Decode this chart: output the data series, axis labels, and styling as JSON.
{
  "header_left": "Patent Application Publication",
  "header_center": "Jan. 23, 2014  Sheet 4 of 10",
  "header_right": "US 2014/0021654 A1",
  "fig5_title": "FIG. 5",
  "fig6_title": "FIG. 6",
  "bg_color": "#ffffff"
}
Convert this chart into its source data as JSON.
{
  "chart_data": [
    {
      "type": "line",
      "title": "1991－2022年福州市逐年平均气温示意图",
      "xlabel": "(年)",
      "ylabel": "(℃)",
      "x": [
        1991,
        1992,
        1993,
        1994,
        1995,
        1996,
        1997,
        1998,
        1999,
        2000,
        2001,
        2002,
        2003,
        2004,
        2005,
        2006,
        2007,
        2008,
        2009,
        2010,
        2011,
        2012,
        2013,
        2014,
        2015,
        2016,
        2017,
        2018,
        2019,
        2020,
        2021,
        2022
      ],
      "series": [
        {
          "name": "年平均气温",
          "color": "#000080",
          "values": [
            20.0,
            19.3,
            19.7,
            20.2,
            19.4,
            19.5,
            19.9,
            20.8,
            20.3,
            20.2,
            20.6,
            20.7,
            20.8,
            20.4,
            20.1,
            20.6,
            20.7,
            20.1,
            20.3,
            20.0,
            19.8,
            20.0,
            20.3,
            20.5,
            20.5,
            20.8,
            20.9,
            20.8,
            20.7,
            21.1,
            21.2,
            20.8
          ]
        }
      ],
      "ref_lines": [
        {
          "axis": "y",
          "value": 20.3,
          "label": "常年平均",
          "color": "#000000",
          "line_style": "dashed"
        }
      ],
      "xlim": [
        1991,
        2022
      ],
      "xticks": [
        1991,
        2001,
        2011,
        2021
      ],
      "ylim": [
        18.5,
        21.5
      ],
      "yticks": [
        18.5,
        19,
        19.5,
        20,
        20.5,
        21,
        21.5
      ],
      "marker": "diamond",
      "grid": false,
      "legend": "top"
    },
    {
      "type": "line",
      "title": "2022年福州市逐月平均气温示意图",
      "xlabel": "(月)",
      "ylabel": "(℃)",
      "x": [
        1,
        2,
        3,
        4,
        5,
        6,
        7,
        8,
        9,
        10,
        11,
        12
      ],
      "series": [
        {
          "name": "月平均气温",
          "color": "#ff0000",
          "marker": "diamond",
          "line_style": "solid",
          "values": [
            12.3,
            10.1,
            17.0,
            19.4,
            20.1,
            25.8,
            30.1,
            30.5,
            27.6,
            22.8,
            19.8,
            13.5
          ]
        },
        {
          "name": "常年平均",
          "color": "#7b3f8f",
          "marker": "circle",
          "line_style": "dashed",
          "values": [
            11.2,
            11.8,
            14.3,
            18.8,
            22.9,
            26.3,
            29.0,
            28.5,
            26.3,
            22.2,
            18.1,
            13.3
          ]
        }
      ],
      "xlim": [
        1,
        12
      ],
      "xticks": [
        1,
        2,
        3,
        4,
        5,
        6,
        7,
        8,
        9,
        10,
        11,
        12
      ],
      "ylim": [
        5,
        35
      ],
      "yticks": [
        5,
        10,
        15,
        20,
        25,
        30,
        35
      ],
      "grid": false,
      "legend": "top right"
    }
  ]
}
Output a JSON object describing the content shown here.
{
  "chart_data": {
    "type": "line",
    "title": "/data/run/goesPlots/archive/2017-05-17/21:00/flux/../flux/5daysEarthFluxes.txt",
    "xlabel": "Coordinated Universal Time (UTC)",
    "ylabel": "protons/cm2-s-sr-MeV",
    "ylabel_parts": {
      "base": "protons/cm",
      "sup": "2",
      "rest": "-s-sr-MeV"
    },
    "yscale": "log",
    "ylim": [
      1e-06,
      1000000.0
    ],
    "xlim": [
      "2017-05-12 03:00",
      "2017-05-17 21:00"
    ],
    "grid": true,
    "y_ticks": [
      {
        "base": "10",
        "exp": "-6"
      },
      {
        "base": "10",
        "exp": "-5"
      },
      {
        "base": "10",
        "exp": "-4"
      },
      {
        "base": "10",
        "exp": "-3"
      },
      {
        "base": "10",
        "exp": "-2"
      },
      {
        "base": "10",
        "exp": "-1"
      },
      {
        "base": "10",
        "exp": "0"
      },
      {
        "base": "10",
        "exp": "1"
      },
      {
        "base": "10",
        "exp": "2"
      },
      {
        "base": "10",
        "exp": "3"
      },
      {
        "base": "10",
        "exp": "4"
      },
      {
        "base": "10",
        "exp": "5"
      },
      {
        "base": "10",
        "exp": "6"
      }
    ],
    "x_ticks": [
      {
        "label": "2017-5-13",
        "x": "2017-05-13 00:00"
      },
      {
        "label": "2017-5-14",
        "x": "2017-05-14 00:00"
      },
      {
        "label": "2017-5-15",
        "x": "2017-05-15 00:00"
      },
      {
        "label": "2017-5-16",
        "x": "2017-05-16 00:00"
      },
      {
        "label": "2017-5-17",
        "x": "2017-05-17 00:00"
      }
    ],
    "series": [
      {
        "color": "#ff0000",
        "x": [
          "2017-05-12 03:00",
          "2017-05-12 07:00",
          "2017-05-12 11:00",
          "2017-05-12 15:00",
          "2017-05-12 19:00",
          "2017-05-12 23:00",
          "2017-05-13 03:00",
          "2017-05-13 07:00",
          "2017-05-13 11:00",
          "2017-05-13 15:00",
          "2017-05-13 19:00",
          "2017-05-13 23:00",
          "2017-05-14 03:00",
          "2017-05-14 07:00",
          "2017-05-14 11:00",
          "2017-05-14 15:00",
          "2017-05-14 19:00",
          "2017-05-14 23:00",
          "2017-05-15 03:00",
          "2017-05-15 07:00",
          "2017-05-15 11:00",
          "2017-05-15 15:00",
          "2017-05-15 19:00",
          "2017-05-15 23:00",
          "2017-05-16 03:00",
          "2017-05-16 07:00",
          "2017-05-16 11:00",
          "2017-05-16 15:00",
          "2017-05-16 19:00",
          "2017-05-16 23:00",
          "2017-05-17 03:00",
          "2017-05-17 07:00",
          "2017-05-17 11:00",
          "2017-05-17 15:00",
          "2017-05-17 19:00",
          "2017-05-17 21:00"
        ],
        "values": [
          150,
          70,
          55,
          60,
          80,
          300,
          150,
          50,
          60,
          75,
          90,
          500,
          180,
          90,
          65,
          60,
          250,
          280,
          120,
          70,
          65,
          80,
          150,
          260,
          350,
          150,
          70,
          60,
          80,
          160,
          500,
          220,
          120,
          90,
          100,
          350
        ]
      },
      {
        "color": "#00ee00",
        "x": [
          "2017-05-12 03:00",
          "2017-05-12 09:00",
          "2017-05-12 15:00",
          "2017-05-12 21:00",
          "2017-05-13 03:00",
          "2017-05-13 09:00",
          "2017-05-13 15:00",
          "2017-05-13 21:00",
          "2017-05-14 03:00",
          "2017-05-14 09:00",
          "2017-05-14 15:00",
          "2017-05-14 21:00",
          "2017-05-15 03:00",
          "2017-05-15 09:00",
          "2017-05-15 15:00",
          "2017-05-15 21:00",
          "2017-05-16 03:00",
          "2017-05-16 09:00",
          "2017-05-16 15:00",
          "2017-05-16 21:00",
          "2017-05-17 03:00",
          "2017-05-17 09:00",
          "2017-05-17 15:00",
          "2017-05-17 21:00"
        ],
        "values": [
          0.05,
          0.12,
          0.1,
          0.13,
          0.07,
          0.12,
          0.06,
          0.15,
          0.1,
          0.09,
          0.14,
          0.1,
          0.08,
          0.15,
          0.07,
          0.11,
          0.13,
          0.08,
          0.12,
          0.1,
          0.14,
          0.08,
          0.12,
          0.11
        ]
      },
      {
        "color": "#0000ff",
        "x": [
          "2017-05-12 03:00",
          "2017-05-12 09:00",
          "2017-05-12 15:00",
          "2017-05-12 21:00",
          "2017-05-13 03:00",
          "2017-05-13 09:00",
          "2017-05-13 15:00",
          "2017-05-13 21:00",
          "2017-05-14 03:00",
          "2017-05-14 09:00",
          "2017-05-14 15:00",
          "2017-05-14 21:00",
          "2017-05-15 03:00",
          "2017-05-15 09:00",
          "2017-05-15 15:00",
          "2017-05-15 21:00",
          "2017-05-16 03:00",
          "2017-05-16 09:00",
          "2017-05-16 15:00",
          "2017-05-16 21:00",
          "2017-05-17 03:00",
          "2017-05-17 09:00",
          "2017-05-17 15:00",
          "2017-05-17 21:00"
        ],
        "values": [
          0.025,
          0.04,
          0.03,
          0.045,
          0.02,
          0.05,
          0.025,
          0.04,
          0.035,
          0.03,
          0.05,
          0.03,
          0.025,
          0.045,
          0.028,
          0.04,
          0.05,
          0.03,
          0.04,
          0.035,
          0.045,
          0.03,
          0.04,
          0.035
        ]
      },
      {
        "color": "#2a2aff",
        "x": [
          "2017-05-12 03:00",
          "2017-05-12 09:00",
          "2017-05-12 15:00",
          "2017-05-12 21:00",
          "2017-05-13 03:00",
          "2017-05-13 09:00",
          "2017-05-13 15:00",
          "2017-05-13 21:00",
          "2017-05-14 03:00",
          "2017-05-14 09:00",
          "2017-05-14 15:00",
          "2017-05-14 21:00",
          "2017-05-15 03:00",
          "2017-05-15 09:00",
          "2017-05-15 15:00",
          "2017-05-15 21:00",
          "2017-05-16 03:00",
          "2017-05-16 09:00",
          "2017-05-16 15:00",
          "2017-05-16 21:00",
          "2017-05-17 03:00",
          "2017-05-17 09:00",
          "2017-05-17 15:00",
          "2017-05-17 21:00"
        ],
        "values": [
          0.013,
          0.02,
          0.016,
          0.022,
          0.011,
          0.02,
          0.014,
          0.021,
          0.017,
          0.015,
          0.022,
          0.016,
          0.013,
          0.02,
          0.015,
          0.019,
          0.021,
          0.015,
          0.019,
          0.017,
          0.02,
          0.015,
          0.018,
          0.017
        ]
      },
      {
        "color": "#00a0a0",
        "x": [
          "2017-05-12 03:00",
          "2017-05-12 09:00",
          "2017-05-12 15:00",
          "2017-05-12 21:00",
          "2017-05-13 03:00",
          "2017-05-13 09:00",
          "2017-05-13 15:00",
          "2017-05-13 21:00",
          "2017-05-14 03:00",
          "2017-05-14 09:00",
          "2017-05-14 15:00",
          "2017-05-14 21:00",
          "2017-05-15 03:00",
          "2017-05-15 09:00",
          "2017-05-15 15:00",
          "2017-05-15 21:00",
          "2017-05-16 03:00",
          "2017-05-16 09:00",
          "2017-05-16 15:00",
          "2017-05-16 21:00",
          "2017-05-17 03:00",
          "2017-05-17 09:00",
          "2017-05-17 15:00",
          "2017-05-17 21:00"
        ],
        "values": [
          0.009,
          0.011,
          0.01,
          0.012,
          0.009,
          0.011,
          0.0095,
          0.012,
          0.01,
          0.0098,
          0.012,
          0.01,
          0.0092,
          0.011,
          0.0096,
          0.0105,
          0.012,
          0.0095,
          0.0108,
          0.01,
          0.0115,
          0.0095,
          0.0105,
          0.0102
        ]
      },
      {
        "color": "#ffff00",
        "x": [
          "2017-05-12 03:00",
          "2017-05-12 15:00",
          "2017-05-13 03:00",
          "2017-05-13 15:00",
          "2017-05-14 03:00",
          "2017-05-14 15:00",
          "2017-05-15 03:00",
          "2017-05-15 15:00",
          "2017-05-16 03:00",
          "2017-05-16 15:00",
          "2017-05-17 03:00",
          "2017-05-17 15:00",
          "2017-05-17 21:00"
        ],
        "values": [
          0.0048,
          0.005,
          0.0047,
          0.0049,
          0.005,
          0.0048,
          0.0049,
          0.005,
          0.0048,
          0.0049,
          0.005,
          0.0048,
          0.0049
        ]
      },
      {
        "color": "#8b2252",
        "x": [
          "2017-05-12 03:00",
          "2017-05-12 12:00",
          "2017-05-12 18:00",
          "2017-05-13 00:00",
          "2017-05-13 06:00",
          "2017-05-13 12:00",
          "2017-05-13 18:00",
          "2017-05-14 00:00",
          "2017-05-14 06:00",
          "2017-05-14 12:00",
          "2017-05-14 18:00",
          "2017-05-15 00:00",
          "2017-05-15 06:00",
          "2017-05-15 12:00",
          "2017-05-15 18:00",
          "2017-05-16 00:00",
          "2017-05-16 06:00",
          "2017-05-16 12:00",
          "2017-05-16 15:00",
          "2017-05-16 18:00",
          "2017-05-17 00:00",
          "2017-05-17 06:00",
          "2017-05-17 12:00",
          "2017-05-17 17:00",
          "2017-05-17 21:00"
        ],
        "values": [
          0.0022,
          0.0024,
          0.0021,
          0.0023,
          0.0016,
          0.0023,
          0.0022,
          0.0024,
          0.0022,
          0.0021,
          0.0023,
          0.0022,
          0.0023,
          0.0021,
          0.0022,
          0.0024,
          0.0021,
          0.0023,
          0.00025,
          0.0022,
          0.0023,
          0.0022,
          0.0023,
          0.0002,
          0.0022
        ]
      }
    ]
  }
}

- What to do -
From the material above, copy each line that includes the word "protons".

- Result -
    "ylabel": "protons/cm2-s-sr-MeV",
      "base": "protons/cm",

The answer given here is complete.